Page text -
5 Mistakes Leaders Make When Resolving Employee Conflicts
Here are 5 do’s and don’ts for conflict resolution in the workplace.
Here's what you need to know:
- Workplace conflict is inevitable
- Address problems promptly
- Engage in active listening
- Understand different communication styles
- Maintain a calm, compassionate tone
- Follow up on issues after mediation sessions
Have you ever worked at a place where everyone worked hard, agreed with each other, and had identical communication styles? Yeah, we haven’t either. The reason is that these types of workplaces simply do not exist. Human beings have different personalities, values, aspirations, habits, pet peeves, and opinions, which means workplace conflict is inevitable.
No business is immune to employee issues, whether it’s a misunderstanding about sales commission or frustration about a quarterly performance review. Even remote employees disagree. 80% of remote professionals have experienced workplace conflict, according to recent studies.
While leaders cannot prevent arguments or tension from happening, they can control their reactions to them. Proper conflict management creates healthier and more productive workplaces. Leaders can resolve employee conflicts without letting them fester by learning to confront problems head-on, listening carefully, understanding different communication styles, responding thoughtfully, and following up.
5 do’s and don’ts of conflict resolution in the workplace
Conflict resolution skills are critical for business leaders of all types and in all industries. Conflict often reduces productivity and morale if not appropriately addressed, so it’s essential to have a strategy for handling discourse.

Dataset content -
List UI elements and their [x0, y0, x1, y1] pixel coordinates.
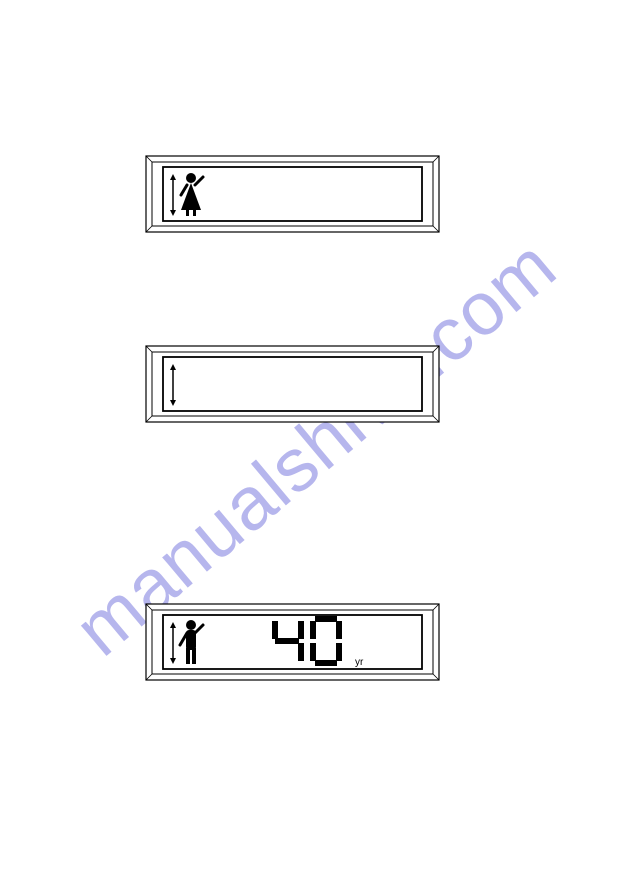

Your task -
Write out the workplace conflict text again in full, word for word. The material comes from a separate source.

Answer to this problem -
5 Mistakes Leaders Make When Resolving Employee Conflicts
Here are 5 do’s and don’ts for conflict resolution in the workplace.
Here's what you need to know:
- Workplace conflict is inevitable
- Address problems promptly
- Engage in active listening
- Understand different communication styles
- Maintain a calm, compassionate tone
- Follow up on issues after mediation sessions
Have you ever worked at a place where everyone worked hard, agreed with each other, and had identical communication styles? Yeah, we haven’t either. The reason is that these types of workplaces simply do not exist. Human beings have different personalities, values, aspirations, habits, pet peeves, and opinions, which means workplace conflict is inevitable.
No business is immune to employee issues, whether it’s a misunderstanding about sales commission or frustration about a quarterly performance review. Even remote employees disagree. 80% of remote professionals have experienced workplace conflict, according to recent studies.
While leaders cannot prevent arguments or tension from happening, they can control their reactions to them. Proper conflict management creates healthier and more productive workplaces. Leaders can resolve employee conflicts without letting them fester by learning to confront problems head-on, listening carefully, understanding different communication styles, responding thoughtfully, and following up.
5 do’s and don’ts of conflict resolution in the workplace
Conflict resolution skills are critical for business leaders of all types and in all industries. Conflict often reduces productivity and morale if not appropriately addressed, so it’s essential to have a strategy for handling discourse.